**To be done**
Extract the complete listing and output it unchanged.

**Dataset records**
======
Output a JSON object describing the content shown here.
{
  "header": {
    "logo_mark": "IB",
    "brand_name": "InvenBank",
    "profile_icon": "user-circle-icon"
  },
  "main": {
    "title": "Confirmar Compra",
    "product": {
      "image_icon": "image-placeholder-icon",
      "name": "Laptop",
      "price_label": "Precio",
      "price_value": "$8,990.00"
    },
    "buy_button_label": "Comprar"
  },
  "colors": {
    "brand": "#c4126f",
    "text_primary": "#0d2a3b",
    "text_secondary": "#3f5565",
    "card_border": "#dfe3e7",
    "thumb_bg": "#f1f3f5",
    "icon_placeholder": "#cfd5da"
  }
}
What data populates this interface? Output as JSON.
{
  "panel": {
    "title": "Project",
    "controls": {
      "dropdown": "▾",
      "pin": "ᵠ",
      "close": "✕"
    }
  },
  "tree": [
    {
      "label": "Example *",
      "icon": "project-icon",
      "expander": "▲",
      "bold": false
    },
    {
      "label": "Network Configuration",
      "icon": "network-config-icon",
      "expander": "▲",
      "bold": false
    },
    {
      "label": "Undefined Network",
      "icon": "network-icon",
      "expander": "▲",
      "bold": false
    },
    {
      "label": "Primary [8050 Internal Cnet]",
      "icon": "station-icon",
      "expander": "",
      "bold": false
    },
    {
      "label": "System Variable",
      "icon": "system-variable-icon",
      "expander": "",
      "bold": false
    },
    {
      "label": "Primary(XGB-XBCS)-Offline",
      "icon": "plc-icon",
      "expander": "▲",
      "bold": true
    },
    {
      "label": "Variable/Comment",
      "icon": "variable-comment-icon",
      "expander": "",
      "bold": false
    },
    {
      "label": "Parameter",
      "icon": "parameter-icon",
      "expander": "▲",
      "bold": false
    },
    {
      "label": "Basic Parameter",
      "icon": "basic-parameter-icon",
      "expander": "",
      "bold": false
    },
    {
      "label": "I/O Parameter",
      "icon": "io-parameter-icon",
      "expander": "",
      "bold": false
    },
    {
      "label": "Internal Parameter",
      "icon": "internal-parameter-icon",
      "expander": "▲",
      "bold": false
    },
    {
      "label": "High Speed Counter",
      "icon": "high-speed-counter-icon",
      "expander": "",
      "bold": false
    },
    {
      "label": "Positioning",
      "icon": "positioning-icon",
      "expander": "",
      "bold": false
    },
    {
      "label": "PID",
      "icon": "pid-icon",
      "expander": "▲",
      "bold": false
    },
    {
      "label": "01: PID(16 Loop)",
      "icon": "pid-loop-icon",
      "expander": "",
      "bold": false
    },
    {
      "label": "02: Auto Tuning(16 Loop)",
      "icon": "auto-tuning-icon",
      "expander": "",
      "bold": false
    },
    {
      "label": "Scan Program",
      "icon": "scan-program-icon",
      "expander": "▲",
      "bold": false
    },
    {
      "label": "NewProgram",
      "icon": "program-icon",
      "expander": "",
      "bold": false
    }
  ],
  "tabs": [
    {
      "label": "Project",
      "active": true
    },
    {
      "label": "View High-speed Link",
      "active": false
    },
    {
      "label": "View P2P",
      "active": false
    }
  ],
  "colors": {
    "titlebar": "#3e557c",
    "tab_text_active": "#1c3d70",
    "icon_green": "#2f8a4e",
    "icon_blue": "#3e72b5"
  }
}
======
**Task output**
Output a JSON object describing the content shown here.
{
  "header": {
    "logo_mark": "IB",
    "brand_name": "InvenBank",
    "profile_icon": "user-circle-icon"
  },
  "main": {
    "title": "Confirmar Compra",
    "product": {
      "image_icon": "image-placeholder-icon",
      "name": "Laptop",
      "price_label": "Precio",
      "price_value": "$8,990.00"
    },
    "buy_button_label": "Comprar"
  },
  "colors": {
    "brand": "#c4126f",
    "text_primary": "#0d2a3b",
    "text_secondary": "#3f5565",
    "card_border": "#dfe3e7",
    "thumb_bg": "#f1f3f5",
    "icon_placeholder": "#cfd5da"
  }
}
What data populates this interface? Output as JSON.
{
  "panel": {
    "title": "Project",
    "controls": {
      "dropdown": "▾",
      "pin": "ᵠ",
      "close": "✕"
    }
  },
  "tree": [
    {
      "label": "Example *",
      "icon": "project-icon",
      "expander": "▲",
      "bold": false
    },
    {
      "label": "Network Configuration",
      "icon": "network-config-icon",
      "expander": "▲",
      "bold": false
    },
    {
      "label": "Undefined Network",
      "icon": "network-icon",
      "expander": "▲",
      "bold": false
    },
    {
      "label": "Primary [8050 Internal Cnet]",
      "icon": "station-icon",
      "expander": "",
      "bold": false
    },
    {
      "label": "System Variable",
      "icon": "system-variable-icon",
      "expander": "",
      "bold": false
    },
    {
      "label": "Primary(XGB-XBCS)-Offline",
      "icon": "plc-icon",
      "expander": "▲",
      "bold": true
    },
    {
      "label": "Variable/Comment",
      "icon": "variable-comment-icon",
      "expander": "",
      "bold": false
    },
    {
      "label": "Parameter",
      "icon": "parameter-icon",
      "expander": "▲",
      "bold": false
    },
    {
      "label": "Basic Parameter",
      "icon": "basic-parameter-icon",
      "expander": "",
      "bold": false
    },
    {
      "label": "I/O Parameter",
      "icon": "io-parameter-icon",
      "expander": "",
      "bold": false
    },
    {
      "label": "Internal Parameter",
      "icon": "internal-parameter-icon",
      "expander": "▲",
      "bold": false
    },
    {
      "label": "High Speed Counter",
      "icon": "high-speed-counter-icon",
      "expander": "",
      "bold": false
    },
    {
      "label": "Positioning",
      "icon": "positioning-icon",
      "expander": "",
      "bold": false
    },
    {
      "label": "PID",
      "icon": "pid-icon",
      "expander": "▲",
      "bold": false
    },
    {
      "label": "01: PID(16 Loop)",
      "icon": "pid-loop-icon",
      "expander": "",
      "bold": false
    },
    {
      "label": "02: Auto Tuning(16 Loop)",
      "icon": "auto-tuning-icon",
      "expander": "",
      "bold": false
    },
    {
      "label": "Scan Program",
      "icon": "scan-program-icon",
      "expander": "▲",
      "bold": false
    },
    {
      "label": "NewProgram",
      "icon": "program-icon",
      "expander": "",
      "bold": false
    }
  ],
  "tabs": [
    {
      "label": "Project",
      "active": true
    },
    {
      "label": "View High-speed Link",
      "active": false
    },
    {
      "label": "View P2P",
      "active": false
    }
  ],
  "colors": {
    "titlebar": "#3e557c",
    "tab_text_active": "#1c3d70",
    "icon_green": "#2f8a4e",
    "icon_blue": "#3e72b5"
  }
}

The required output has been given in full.